[Stated goal]:
Look over the lines below. Report each one that includes the string "this".

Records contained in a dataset

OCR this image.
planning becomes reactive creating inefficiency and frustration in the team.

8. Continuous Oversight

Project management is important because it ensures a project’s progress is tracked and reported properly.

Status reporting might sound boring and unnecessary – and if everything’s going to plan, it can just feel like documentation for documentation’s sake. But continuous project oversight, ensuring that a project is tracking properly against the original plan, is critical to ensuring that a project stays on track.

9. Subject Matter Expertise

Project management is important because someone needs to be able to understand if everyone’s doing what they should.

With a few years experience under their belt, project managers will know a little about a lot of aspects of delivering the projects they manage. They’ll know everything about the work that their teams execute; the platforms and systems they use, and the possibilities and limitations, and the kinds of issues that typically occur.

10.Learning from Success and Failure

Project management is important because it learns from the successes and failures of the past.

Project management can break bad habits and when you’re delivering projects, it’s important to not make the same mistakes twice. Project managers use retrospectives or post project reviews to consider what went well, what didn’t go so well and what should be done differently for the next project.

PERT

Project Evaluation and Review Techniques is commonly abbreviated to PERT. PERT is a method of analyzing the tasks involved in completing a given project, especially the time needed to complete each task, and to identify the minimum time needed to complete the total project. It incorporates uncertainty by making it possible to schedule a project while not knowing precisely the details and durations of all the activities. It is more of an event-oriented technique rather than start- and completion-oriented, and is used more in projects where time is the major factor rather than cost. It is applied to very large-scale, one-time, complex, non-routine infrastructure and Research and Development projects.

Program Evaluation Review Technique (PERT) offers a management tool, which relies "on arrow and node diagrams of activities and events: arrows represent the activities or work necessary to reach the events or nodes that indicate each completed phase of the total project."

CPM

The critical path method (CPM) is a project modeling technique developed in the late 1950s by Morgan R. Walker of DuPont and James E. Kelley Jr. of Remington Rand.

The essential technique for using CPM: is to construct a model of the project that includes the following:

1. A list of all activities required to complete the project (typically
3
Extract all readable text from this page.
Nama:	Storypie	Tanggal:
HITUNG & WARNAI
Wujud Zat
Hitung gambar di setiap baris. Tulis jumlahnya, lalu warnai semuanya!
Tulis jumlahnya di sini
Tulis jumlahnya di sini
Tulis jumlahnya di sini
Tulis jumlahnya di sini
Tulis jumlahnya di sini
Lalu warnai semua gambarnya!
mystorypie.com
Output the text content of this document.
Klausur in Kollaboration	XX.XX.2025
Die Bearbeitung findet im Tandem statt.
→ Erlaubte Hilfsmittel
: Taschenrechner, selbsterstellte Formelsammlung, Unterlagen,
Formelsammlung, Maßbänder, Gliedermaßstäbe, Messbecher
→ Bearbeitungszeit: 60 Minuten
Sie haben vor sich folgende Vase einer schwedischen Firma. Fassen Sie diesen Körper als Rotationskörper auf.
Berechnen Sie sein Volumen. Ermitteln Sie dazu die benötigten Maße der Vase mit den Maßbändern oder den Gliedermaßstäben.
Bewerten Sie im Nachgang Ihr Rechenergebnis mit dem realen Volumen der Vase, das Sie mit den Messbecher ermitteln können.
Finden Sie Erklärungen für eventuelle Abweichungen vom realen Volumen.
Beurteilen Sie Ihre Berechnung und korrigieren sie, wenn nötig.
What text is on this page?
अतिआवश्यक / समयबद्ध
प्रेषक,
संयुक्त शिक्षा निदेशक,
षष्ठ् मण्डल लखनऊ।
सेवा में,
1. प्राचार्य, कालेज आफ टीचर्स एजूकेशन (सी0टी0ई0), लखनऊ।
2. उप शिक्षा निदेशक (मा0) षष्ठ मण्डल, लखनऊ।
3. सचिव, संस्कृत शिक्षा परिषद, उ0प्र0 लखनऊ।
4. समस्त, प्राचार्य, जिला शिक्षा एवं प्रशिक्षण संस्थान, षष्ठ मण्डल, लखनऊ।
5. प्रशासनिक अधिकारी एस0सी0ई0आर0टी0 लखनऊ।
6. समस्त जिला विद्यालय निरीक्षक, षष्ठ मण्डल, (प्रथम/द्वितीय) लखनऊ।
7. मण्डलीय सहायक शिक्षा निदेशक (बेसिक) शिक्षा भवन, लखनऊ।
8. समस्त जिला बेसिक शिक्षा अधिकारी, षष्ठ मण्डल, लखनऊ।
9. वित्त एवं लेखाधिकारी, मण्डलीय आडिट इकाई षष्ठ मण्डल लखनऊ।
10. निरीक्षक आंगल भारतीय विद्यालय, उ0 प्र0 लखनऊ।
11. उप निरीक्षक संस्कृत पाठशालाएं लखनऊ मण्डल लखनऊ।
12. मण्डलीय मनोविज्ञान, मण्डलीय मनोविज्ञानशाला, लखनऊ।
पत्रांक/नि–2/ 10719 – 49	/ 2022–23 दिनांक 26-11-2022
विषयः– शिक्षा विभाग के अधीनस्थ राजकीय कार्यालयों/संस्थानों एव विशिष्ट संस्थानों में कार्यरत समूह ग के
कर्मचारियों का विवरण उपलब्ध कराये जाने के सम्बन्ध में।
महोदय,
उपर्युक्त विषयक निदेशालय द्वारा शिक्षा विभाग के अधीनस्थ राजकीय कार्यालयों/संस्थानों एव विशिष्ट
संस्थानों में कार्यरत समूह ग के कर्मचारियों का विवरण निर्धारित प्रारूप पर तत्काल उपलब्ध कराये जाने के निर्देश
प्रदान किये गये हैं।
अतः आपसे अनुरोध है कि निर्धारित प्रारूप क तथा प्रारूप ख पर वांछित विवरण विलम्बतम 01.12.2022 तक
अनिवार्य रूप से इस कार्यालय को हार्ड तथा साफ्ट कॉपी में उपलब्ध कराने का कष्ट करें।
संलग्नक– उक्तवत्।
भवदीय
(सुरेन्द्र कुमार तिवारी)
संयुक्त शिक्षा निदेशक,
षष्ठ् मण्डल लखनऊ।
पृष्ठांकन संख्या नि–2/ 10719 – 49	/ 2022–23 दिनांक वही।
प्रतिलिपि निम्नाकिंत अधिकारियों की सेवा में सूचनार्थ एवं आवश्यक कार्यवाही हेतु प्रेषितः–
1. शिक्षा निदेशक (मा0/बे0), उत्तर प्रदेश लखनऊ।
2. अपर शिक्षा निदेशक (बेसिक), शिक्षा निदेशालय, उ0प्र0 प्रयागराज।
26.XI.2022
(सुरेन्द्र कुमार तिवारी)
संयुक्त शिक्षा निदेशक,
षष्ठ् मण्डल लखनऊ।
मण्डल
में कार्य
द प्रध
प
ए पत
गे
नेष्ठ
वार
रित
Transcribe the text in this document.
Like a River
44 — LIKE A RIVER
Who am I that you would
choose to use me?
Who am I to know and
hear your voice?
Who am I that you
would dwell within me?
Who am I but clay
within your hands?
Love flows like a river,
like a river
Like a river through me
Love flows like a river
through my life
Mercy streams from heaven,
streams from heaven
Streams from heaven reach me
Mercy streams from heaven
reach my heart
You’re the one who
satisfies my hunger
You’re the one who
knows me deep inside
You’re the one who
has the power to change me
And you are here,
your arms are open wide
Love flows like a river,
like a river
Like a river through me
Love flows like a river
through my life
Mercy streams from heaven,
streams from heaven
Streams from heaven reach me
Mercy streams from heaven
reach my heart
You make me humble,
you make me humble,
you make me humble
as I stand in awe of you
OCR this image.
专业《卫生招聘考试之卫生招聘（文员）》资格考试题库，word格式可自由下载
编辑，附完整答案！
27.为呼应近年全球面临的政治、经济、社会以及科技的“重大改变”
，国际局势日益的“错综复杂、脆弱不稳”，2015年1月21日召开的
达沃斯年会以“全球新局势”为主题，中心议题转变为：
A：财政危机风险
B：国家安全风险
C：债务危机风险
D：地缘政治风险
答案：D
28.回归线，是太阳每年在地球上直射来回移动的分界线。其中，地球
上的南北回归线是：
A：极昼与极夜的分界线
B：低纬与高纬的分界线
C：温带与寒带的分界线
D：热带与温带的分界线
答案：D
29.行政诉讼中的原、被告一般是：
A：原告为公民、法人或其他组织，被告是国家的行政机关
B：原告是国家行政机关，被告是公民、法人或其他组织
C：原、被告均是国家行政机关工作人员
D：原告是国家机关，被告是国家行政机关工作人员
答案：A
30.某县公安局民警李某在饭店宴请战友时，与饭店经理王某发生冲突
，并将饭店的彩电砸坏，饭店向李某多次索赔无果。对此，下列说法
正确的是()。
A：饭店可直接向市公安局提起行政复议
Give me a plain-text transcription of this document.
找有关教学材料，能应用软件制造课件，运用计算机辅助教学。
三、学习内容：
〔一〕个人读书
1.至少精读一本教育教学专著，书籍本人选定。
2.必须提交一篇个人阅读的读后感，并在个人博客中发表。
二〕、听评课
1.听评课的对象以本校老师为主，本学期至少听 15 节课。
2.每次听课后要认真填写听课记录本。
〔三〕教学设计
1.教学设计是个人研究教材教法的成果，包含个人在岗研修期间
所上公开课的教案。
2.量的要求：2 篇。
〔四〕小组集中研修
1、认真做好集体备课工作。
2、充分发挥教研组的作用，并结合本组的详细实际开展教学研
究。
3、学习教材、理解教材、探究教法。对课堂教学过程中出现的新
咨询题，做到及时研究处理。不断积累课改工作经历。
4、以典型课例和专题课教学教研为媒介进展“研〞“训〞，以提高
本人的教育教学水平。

[Correct response]:
OCR this image.
Extract all readable text from this page.
Output the text content of this document.
What text is on this page?
Transcribe the text in this document.
OCR this image.
Give me a plain-text transcription of this document.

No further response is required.